# [The problem]
Copy all of the material below exactly.

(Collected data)
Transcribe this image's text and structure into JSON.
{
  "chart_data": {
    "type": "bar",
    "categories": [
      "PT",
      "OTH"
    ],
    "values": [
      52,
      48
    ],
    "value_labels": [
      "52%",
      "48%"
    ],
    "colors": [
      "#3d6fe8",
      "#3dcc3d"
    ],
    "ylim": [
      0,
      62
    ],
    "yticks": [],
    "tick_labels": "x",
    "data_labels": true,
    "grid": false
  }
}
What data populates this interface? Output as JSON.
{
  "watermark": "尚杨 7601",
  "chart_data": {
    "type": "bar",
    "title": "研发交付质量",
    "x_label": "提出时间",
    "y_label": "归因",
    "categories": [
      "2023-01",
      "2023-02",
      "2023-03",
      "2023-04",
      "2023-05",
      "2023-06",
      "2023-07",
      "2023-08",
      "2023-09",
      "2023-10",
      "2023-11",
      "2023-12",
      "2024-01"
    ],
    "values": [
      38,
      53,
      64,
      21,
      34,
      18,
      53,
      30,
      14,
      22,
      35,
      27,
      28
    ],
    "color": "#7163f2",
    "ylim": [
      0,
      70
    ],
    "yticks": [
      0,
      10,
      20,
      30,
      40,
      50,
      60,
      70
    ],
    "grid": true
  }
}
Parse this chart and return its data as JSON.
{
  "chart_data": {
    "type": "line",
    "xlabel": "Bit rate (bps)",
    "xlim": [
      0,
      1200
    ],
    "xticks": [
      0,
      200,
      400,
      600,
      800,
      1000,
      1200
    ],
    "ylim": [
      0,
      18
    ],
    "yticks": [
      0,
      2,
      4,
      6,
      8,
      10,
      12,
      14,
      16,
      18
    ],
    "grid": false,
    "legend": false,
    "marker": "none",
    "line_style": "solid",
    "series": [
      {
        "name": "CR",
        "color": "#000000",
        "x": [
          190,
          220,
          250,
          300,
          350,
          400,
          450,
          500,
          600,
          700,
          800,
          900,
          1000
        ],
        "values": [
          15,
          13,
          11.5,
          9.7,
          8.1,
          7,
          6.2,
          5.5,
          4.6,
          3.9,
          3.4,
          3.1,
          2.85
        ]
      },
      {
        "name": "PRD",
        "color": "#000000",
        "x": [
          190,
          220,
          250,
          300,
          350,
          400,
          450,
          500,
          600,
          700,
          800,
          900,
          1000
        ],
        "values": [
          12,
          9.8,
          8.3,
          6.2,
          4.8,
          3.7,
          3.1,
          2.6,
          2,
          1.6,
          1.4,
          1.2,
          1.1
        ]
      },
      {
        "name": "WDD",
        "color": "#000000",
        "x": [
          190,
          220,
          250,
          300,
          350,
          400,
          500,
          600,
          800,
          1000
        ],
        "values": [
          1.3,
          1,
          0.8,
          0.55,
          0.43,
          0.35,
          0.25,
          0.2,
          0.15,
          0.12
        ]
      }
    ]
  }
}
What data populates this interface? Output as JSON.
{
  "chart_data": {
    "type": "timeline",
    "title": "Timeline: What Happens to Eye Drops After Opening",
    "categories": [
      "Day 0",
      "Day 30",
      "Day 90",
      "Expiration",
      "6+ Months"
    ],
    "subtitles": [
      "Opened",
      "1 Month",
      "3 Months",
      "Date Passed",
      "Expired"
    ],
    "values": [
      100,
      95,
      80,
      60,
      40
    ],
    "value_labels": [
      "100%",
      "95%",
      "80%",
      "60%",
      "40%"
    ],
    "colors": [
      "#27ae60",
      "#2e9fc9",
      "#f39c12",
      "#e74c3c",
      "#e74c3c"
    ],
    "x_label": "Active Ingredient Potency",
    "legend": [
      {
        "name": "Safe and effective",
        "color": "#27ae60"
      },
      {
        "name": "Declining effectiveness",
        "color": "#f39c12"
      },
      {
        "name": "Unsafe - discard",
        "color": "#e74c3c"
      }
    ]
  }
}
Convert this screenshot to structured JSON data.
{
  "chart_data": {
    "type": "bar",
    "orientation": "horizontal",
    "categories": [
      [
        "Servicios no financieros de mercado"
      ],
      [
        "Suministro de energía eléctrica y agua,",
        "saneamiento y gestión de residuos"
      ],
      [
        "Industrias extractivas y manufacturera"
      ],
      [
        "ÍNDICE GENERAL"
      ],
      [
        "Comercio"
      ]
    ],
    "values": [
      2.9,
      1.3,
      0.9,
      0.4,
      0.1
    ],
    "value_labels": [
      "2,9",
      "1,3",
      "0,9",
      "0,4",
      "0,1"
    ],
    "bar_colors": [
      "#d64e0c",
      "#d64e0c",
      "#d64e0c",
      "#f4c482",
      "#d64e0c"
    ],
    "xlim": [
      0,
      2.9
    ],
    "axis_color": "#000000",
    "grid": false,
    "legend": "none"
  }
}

# [Exercise solution]
Transcribe this image's text and structure into JSON.
{
  "chart_data": {
    "type": "bar",
    "categories": [
      "PT",
      "OTH"
    ],
    "values": [
      52,
      48
    ],
    "value_labels": [
      "52%",
      "48%"
    ],
    "colors": [
      "#3d6fe8",
      "#3dcc3d"
    ],
    "ylim": [
      0,
      62
    ],
    "yticks": [],
    "tick_labels": "x",
    "data_labels": true,
    "grid": false
  }
}
What data populates this interface? Output as JSON.
{
  "watermark": "尚杨 7601",
  "chart_data": {
    "type": "bar",
    "title": "研发交付质量",
    "x_label": "提出时间",
    "y_label": "归因",
    "categories": [
      "2023-01",
      "2023-02",
      "2023-03",
      "2023-04",
      "2023-05",
      "2023-06",
      "2023-07",
      "2023-08",
      "2023-09",
      "2023-10",
      "2023-11",
      "2023-12",
      "2024-01"
    ],
    "values": [
      38,
      53,
      64,
      21,
      34,
      18,
      53,
      30,
      14,
      22,
      35,
      27,
      28
    ],
    "color": "#7163f2",
    "ylim": [
      0,
      70
    ],
    "yticks": [
      0,
      10,
      20,
      30,
      40,
      50,
      60,
      70
    ],
    "grid": true
  }
}
Parse this chart and return its data as JSON.
{
  "chart_data": {
    "type": "line",
    "xlabel": "Bit rate (bps)",
    "xlim": [
      0,
      1200
    ],
    "xticks": [
      0,
      200,
      400,
      600,
      800,
      1000,
      1200
    ],
    "ylim": [
      0,
      18
    ],
    "yticks": [
      0,
      2,
      4,
      6,
      8,
      10,
      12,
      14,
      16,
      18
    ],
    "grid": false,
    "legend": false,
    "marker": "none",
    "line_style": "solid",
    "series": [
      {
        "name": "CR",
        "color": "#000000",
        "x": [
          190,
          220,
          250,
          300,
          350,
          400,
          450,
          500,
          600,
          700,
          800,
          900,
          1000
        ],
        "values": [
          15,
          13,
          11.5,
          9.7,
          8.1,
          7,
          6.2,
          5.5,
          4.6,
          3.9,
          3.4,
          3.1,
          2.85
        ]
      },
      {
        "name": "PRD",
        "color": "#000000",
        "x": [
          190,
          220,
          250,
          300,
          350,
          400,
          450,
          500,
          600,
          700,
          800,
          900,
          1000
        ],
        "values": [
          12,
          9.8,
          8.3,
          6.2,
          4.8,
          3.7,
          3.1,
          2.6,
          2,
          1.6,
          1.4,
          1.2,
          1.1
        ]
      },
      {
        "name": "WDD",
        "color": "#000000",
        "x": [
          190,
          220,
          250,
          300,
          350,
          400,
          500,
          600,
          800,
          1000
        ],
        "values": [
          1.3,
          1,
          0.8,
          0.55,
          0.43,
          0.35,
          0.25,
          0.2,
          0.15,
          0.12
        ]
      }
    ]
  }
}
What data populates this interface? Output as JSON.
{
  "chart_data": {
    "type": "timeline",
    "title": "Timeline: What Happens to Eye Drops After Opening",
    "categories": [
      "Day 0",
      "Day 30",
      "Day 90",
      "Expiration",
      "6+ Months"
    ],
    "subtitles": [
      "Opened",
      "1 Month",
      "3 Months",
      "Date Passed",
      "Expired"
    ],
    "values": [
      100,
      95,
      80,
      60,
      40
    ],
    "value_labels": [
      "100%",
      "95%",
      "80%",
      "60%",
      "40%"
    ],
    "colors": [
      "#27ae60",
      "#2e9fc9",
      "#f39c12",
      "#e74c3c",
      "#e74c3c"
    ],
    "x_label": "Active Ingredient Potency",
    "legend": [
      {
        "name": "Safe and effective",
        "color": "#27ae60"
      },
      {
        "name": "Declining effectiveness",
        "color": "#f39c12"
      },
      {
        "name": "Unsafe - discard",
        "color": "#e74c3c"
      }
    ]
  }
}
Convert this screenshot to structured JSON data.
{
  "chart_data": {
    "type": "bar",
    "orientation": "horizontal",
    "categories": [
      [
        "Servicios no financieros de mercado"
      ],
      [
        "Suministro de energía eléctrica y agua,",
        "saneamiento y gestión de residuos"
      ],
      [
        "Industrias extractivas y manufacturera"
      ],
      [
        "ÍNDICE GENERAL"
      ],
      [
        "Comercio"
      ]
    ],
    "values": [
      2.9,
      1.3,
      0.9,
      0.4,
      0.1
    ],
    "value_labels": [
      "2,9",
      "1,3",
      "0,9",
      "0,4",
      "0,1"
    ],
    "bar_colors": [
      "#d64e0c",
      "#d64e0c",
      "#d64e0c",
      "#f4c482",
      "#d64e0c"
    ],
    "xlim": [
      0,
      2.9
    ],
    "axis_color": "#000000",
    "grid": false,
    "legend": "none"
  }
}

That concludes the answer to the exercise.